→ TASK STATEMENT: Search the records below for the word "title" and show every line where it occurs.

→ PROVIDED ENTRIES:
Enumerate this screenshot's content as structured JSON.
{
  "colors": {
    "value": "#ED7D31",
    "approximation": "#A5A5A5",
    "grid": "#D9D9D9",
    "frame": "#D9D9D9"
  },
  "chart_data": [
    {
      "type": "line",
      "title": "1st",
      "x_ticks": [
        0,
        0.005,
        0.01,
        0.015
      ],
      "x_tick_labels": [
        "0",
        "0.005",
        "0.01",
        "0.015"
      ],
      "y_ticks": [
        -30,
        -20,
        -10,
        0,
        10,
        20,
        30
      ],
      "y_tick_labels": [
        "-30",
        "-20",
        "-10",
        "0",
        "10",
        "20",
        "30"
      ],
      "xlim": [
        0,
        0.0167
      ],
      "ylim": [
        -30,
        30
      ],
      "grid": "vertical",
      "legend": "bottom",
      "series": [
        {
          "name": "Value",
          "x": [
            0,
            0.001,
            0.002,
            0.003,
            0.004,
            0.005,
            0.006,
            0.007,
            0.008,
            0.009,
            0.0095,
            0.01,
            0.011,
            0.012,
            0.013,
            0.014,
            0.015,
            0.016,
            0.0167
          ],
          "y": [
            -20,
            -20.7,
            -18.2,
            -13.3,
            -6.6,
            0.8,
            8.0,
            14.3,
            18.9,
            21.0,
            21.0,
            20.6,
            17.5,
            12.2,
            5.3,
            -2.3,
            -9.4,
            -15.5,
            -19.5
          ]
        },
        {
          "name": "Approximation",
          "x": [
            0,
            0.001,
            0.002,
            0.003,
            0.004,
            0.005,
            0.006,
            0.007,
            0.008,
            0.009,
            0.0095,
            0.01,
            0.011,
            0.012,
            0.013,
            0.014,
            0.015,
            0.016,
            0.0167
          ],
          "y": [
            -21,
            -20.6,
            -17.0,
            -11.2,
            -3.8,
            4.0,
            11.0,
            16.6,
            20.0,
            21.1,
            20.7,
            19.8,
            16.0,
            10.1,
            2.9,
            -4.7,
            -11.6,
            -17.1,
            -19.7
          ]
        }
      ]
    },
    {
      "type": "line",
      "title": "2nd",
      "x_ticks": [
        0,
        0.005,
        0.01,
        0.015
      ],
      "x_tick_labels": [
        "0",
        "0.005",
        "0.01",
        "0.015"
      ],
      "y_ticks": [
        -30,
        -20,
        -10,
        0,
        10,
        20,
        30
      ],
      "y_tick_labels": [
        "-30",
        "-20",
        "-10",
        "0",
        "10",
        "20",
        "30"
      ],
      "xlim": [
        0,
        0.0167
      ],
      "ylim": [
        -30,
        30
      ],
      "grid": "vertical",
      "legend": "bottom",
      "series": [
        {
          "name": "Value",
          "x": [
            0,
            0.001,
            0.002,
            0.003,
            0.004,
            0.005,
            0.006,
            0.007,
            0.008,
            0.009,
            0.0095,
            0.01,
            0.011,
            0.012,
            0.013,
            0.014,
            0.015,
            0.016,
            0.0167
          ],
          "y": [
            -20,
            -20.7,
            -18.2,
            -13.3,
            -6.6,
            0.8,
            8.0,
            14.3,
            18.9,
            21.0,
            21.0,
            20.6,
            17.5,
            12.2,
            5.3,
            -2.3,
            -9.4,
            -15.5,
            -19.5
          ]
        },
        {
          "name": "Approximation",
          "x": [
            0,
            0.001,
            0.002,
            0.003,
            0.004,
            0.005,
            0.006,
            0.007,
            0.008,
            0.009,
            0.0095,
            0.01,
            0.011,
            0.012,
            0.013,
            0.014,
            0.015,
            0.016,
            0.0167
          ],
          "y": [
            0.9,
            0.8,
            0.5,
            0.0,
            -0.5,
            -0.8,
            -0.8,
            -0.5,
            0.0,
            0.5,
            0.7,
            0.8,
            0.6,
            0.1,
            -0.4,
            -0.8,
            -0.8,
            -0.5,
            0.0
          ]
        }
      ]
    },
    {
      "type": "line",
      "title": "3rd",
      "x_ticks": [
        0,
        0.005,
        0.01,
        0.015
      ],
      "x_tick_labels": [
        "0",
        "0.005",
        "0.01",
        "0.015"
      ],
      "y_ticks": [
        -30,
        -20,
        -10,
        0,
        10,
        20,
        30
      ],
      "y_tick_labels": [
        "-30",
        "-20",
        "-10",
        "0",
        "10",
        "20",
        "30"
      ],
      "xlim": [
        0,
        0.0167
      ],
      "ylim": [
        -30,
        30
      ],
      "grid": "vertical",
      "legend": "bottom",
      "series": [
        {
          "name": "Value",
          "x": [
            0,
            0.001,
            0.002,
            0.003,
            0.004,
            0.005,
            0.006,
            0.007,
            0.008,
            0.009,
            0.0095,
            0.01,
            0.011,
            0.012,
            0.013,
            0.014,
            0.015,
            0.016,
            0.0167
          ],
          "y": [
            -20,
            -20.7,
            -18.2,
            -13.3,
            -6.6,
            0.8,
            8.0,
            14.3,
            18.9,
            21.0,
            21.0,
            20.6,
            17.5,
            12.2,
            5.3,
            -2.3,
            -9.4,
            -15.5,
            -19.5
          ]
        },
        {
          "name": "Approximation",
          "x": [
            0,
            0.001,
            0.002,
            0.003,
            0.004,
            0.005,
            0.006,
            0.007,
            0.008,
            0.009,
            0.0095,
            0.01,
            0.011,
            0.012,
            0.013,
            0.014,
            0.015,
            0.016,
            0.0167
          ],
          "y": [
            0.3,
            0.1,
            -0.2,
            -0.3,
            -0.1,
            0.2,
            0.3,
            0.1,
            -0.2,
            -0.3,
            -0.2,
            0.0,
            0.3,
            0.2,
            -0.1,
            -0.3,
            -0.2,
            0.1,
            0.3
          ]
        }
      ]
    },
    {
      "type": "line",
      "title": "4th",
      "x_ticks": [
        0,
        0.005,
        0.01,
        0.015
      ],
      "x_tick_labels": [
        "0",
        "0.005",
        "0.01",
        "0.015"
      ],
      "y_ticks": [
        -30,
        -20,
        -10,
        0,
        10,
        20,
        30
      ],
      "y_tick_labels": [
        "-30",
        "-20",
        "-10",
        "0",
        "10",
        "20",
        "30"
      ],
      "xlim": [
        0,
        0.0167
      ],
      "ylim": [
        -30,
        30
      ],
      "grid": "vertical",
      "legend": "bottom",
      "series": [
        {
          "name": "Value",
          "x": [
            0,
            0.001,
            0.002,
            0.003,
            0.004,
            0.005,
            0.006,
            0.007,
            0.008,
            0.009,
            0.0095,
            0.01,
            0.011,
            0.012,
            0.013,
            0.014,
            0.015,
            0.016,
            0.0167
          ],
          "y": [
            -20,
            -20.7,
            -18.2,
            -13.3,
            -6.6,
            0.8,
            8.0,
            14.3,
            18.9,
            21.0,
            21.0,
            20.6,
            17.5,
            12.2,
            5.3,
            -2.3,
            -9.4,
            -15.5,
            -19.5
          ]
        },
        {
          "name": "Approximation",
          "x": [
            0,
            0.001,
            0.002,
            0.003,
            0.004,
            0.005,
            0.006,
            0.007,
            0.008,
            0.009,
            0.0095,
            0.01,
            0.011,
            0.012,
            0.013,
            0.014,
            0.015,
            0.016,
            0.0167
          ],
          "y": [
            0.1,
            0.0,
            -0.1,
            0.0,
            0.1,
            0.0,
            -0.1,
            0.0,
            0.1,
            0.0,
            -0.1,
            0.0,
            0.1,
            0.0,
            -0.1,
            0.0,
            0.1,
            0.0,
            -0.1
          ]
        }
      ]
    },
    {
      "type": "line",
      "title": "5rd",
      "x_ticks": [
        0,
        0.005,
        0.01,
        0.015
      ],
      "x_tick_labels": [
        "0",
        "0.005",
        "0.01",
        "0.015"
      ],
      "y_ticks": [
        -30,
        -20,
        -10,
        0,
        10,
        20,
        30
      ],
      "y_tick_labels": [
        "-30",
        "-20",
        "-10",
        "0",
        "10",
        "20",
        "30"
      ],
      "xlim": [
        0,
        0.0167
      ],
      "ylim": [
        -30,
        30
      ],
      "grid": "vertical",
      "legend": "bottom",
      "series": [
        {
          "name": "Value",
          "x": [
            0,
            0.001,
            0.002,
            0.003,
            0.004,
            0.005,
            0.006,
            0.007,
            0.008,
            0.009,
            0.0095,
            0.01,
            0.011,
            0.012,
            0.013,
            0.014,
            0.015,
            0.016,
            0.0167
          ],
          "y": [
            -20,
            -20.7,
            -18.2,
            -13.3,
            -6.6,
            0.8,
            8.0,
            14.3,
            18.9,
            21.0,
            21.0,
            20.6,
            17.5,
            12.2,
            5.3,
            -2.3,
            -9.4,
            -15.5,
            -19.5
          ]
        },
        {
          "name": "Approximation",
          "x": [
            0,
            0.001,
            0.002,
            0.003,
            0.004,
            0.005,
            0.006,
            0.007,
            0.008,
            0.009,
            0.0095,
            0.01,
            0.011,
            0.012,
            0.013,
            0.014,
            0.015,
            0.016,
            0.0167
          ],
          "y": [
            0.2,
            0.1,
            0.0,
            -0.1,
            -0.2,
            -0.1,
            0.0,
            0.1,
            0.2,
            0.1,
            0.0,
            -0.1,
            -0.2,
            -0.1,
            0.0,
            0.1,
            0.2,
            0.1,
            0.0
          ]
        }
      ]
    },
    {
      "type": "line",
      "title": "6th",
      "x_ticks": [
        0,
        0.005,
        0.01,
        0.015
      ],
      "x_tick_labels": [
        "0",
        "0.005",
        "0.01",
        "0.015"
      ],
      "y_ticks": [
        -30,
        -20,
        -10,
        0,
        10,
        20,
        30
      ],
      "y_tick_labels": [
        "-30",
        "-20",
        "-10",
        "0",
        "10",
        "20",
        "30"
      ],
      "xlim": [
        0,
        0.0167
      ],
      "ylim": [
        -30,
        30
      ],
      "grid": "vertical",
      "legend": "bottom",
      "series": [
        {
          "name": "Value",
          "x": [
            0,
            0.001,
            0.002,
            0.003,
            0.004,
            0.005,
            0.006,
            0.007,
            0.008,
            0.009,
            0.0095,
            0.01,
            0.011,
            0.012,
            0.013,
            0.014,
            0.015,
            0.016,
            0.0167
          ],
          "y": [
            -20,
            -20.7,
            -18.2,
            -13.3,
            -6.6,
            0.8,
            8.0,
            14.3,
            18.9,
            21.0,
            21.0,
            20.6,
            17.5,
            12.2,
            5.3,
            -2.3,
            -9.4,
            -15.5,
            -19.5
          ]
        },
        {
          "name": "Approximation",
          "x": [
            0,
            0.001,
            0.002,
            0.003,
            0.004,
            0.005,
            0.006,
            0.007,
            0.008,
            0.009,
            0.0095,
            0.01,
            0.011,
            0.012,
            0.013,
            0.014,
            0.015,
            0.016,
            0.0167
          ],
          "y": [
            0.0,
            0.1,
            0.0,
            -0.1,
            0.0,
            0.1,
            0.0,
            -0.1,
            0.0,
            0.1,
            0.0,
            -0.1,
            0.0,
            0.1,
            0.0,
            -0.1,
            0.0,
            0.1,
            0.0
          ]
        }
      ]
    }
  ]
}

→ TASK RESULT:
      "title": "1st",
      "title": "2nd",
      "title": "3rd",
      "title": "4th",
      "title": "5rd",
      "title": "6th",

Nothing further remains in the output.